**AIM OF THE EXERCISE**
Edit the lines below by replacing every "terminal-text" with "console-text" and keeping everything else the same. Leave the pictures out of your answer.

****************

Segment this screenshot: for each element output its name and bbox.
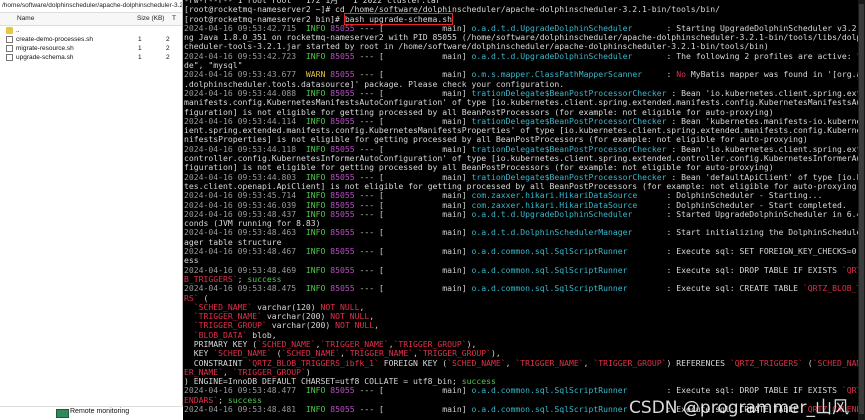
terminal-text: INFO [300, 283, 331, 294]
current-path[interactable]: /home/software/dolphinscheduler/apache-d… [0, 0, 182, 13]
file-list-header: Name Size (KB) T [0, 13, 182, 26]
terminal-text: INFO [300, 385, 331, 396]
terminal-text: 85055 [330, 404, 355, 415]
terminal-text: 85055 [330, 385, 355, 396]
terminal-text: --- [ main] [354, 283, 472, 294]
terminal-text: 85055 [330, 264, 355, 275]
terminal-text: INFO [300, 264, 331, 275]
file-row[interactable]: upgrade-schema.sh 1 2 [0, 53, 182, 62]
terminal-line: 2024-04-16 09:53:42.723 INFO 85055 --- [… [184, 50, 865, 61]
terminal-text: ) REFERENCES [666, 357, 730, 368]
file-row[interactable]: .. [0, 26, 182, 35]
terminal-text: 85055 [330, 50, 355, 61]
file-row[interactable]: create-demo-processes.sh 1 2 [0, 35, 182, 44]
column-size-header[interactable]: Size (KB) [137, 15, 164, 22]
terminal-text: INFO [300, 404, 331, 415]
terminal-text: : [661, 69, 677, 80]
terminal-text: o.a.d.common.sql.SqlScriptRunner [471, 246, 662, 257]
terminal-text: ( [802, 357, 813, 368]
file-icon [6, 54, 13, 61]
terminal-text: INFO [300, 246, 331, 257]
terminal-text: NOT NULL [335, 320, 375, 331]
terminal-text: , [374, 320, 379, 331]
watermark: CSDN @programmer_山风 [629, 398, 849, 418]
terminal-text: o.a.d.t.d.UpgradeDolphinScheduler [471, 208, 662, 219]
terminal-text: 85055 [330, 246, 355, 257]
terminal-text: : Execute sql: CREATE TABLE [661, 283, 803, 294]
terminal-text: No [676, 69, 686, 80]
terminal-text: FOREIGN KEY ( [378, 357, 448, 368]
terminal-text: 2024-04-16 09:53:48.467 [184, 246, 301, 257]
terminal-text: `QRTZ_BLOB_TRIGGE [802, 283, 865, 294]
terminal-text: 85055 [330, 283, 355, 294]
terminal-line: 2024-04-16 09:53:48.467 INFO 85055 --- [… [184, 246, 865, 257]
terminal-text: `TRIGGER_NAME` [515, 357, 584, 368]
terminal-text: : Started UpgradeDolphinScheduler in 6.4… [661, 208, 865, 219]
terminal-text: INFO [300, 50, 331, 61]
terminal-text: 85055 [330, 227, 355, 238]
terminal-text: --- [ main] [354, 50, 472, 61]
terminal-text: `TRIGGER_GROUP` [593, 357, 667, 368]
file-browser-pane: /home/software/dolphinscheduler/apache-d… [0, 0, 183, 420]
terminal-text: o.a.d.t.d.DolphinSchedulerManager [471, 227, 662, 238]
terminal-text: o.a.d.common.sql.SqlScriptRunner [471, 264, 662, 275]
terminal-text: 2024-04-16 09:53:48.481 [184, 404, 301, 415]
terminal-text: `SCHED_NAME` [447, 357, 506, 368]
column-type-header[interactable]: T [172, 15, 176, 22]
terminal-text: --- [ main] [354, 227, 472, 238]
terminal-text: : Execute sql: DROP TABLE IF EXISTS [661, 264, 842, 275]
scrollbar-thumb[interactable] [859, 4, 864, 414]
terminal-line: 2024-04-16 09:53:48.463 INFO 85055 --- [… [184, 228, 865, 237]
terminal-text: --- [ main] [354, 264, 472, 275]
terminal-text: MyBatis mapper was found in '[org.apache [690, 69, 865, 80]
remote-monitoring-label[interactable]: Remote monitoring [70, 408, 129, 415]
terminal-line: 2024-04-16 09:53:48.469 INFO 85055 --- [… [184, 264, 865, 275]
terminal-text: o.a.d.t.d.UpgradeDolphinScheduler [471, 50, 662, 61]
terminal-text: o.a.d.common.sql.SqlScriptRunner [471, 283, 662, 294]
terminal-text: --- [ main] [354, 208, 472, 219]
terminal-text: : Execute sql: SET FOREIGN_KEY_CHECKS=0;… [661, 246, 865, 257]
file-icon [6, 45, 13, 52]
terminal-scrollbar[interactable] [858, 0, 865, 420]
terminal-text: 85055 [330, 208, 355, 219]
terminal-output[interactable]: -rw-r--r-- 1 root root 172 1月 1 2022 clu… [184, 0, 865, 420]
terminal-text: INFO [300, 227, 331, 238]
terminal-line: 2024-04-16 09:53:48.475 INFO 85055 --- [… [184, 284, 865, 293]
column-name-header[interactable]: Name [17, 15, 34, 22]
terminal-text: --- [ main] [354, 404, 472, 415]
terminal-text: : Start initializing the DolphinSchedule… [661, 227, 865, 238]
folder-icon [6, 27, 13, 34]
terminal-line: `TRIGGER_GROUP` varchar(200) NOT NULL, [184, 321, 865, 330]
remote-monitoring-bar[interactable]: Remote monitoring [0, 406, 183, 420]
terminal-text: : The following 2 profiles are active: "… [661, 50, 865, 61]
terminal-text: , [505, 357, 516, 368]
monitor-icon [56, 409, 69, 418]
file-row[interactable]: migrate-resource.sh 1 2 [0, 44, 182, 53]
file-icon [6, 36, 13, 43]
terminal-text: , [583, 357, 594, 368]
terminal-text: --- [ main] [354, 385, 472, 396]
terminal-text: --- [ main] [354, 246, 472, 257]
terminal-text: `QRTZ_TRIGGERS` [729, 357, 803, 368]
terminal-text: varchar(200) [266, 320, 336, 331]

****************

**EXERCISE RESPONSE**
Segment this screenshot: for each element output its name and bbox.
console-text: INFO [300, 283, 331, 294]
current-path[interactable]: /home/software/dolphinscheduler/apache-d… [0, 0, 182, 13]
file-list-header: Name Size (KB) T [0, 13, 182, 26]
console-text: INFO [300, 385, 331, 396]
console-text: 85055 [330, 404, 355, 415]
console-text: 85055 [330, 385, 355, 396]
console-text: --- [ main] [354, 283, 472, 294]
console-text: 85055 [330, 264, 355, 275]
console-text: INFO [300, 264, 331, 275]
file-row[interactable]: upgrade-schema.sh 1 2 [0, 53, 182, 62]
terminal-line: 2024-04-16 09:53:42.723 INFO 85055 --- [… [184, 50, 865, 61]
console-text: ) REFERENCES [666, 357, 730, 368]
file-row[interactable]: .. [0, 26, 182, 35]
console-text: 85055 [330, 50, 355, 61]
file-row[interactable]: create-demo-processes.sh 1 2 [0, 35, 182, 44]
column-size-header[interactable]: Size (KB) [137, 15, 164, 22]
console-text: INFO [300, 404, 331, 415]
console-text: : [661, 69, 677, 80]
console-text: o.a.d.common.sql.SqlScriptRunner [471, 246, 662, 257]
console-text: ( [802, 357, 813, 368]
file-icon [6, 54, 13, 61]
console-text: INFO [300, 246, 331, 257]
console-text: NOT NULL [335, 320, 375, 331]
console-text: , [374, 320, 379, 331]
watermark: CSDN @programmer_山风 [629, 398, 849, 418]
console-text: o.a.d.t.d.UpgradeDolphinScheduler [471, 208, 662, 219]
console-text: 85055 [330, 246, 355, 257]
console-text: : Execute sql: CREATE TABLE [661, 283, 803, 294]
console-text: No [676, 69, 686, 80]
console-text: FOREIGN KEY ( [378, 357, 448, 368]
console-text: 2024-04-16 09:53:48.467 [184, 246, 301, 257]
console-text: `QRTZ_BLOB_TRIGGE [802, 283, 865, 294]
console-text: 85055 [330, 283, 355, 294]
terminal-line: 2024-04-16 09:53:48.467 INFO 85055 --- [… [184, 246, 865, 257]
console-text: `TRIGGER_NAME` [515, 357, 584, 368]
console-text: : Started UpgradeDolphinScheduler in 6.4… [661, 208, 865, 219]
console-text: INFO [300, 50, 331, 61]
console-text: 85055 [330, 227, 355, 238]
console-text: --- [ main] [354, 50, 472, 61]
console-text: `TRIGGER_GROUP` [593, 357, 667, 368]
file-browser-pane: /home/software/dolphinscheduler/apache-d… [0, 0, 183, 420]
console-text: o.a.d.t.d.DolphinSchedulerManager [471, 227, 662, 238]
console-text: o.a.d.common.sql.SqlScriptRunner [471, 264, 662, 275]
console-text: 2024-04-16 09:53:48.481 [184, 404, 301, 415]
console-text: `SCHED_NAME` [447, 357, 506, 368]
column-type-header[interactable]: T [172, 15, 176, 22]
console-text: --- [ main] [354, 227, 472, 238]
console-text: : Execute sql: DROP TABLE IF EXISTS [661, 264, 842, 275]
scrollbar-thumb[interactable] [859, 4, 864, 414]
terminal-line: 2024-04-16 09:53:48.463 INFO 85055 --- [… [184, 228, 865, 237]
console-text: --- [ main] [354, 264, 472, 275]
console-text: MyBatis mapper was found in '[org.apache [690, 69, 865, 80]
remote-monitoring-label[interactable]: Remote monitoring [70, 408, 129, 415]
terminal-line: 2024-04-16 09:53:48.469 INFO 85055 --- [… [184, 264, 865, 275]
console-text: o.a.d.t.d.UpgradeDolphinScheduler [471, 50, 662, 61]
console-text: o.a.d.common.sql.SqlScriptRunner [471, 283, 662, 294]
console-text: --- [ main] [354, 208, 472, 219]
console-text: : Execute sql: SET FOREIGN_KEY_CHECKS=0;… [661, 246, 865, 257]
file-icon [6, 45, 13, 52]
terminal-scrollbar[interactable] [858, 0, 865, 420]
console-text: 85055 [330, 208, 355, 219]
terminal-output[interactable]: -rw-r--r-- 1 root root 172 1月 1 2022 clu… [184, 0, 865, 420]
console-text: INFO [300, 227, 331, 238]
terminal-line: 2024-04-16 09:53:48.475 INFO 85055 --- [… [184, 284, 865, 293]
column-name-header[interactable]: Name [17, 15, 34, 22]
console-text: --- [ main] [354, 404, 472, 415]
console-text: : Start initializing the DolphinSchedule… [661, 227, 865, 238]
folder-icon [6, 27, 13, 34]
terminal-line: `TRIGGER_GROUP` varchar(200) NOT NULL, [184, 321, 865, 330]
remote-monitoring-bar[interactable]: Remote monitoring [0, 406, 183, 420]
console-text: : The following 2 profiles are active: "… [661, 50, 865, 61]
console-text: , [505, 357, 516, 368]
monitor-icon [56, 409, 69, 418]
file-row[interactable]: migrate-resource.sh 1 2 [0, 44, 182, 53]
file-icon [6, 36, 13, 43]
console-text: , [583, 357, 594, 368]
console-text: --- [ main] [354, 385, 472, 396]
console-text: --- [ main] [354, 246, 472, 257]
console-text: `QRTZ_TRIGGERS` [729, 357, 803, 368]
console-text: varchar(200) [266, 320, 336, 331]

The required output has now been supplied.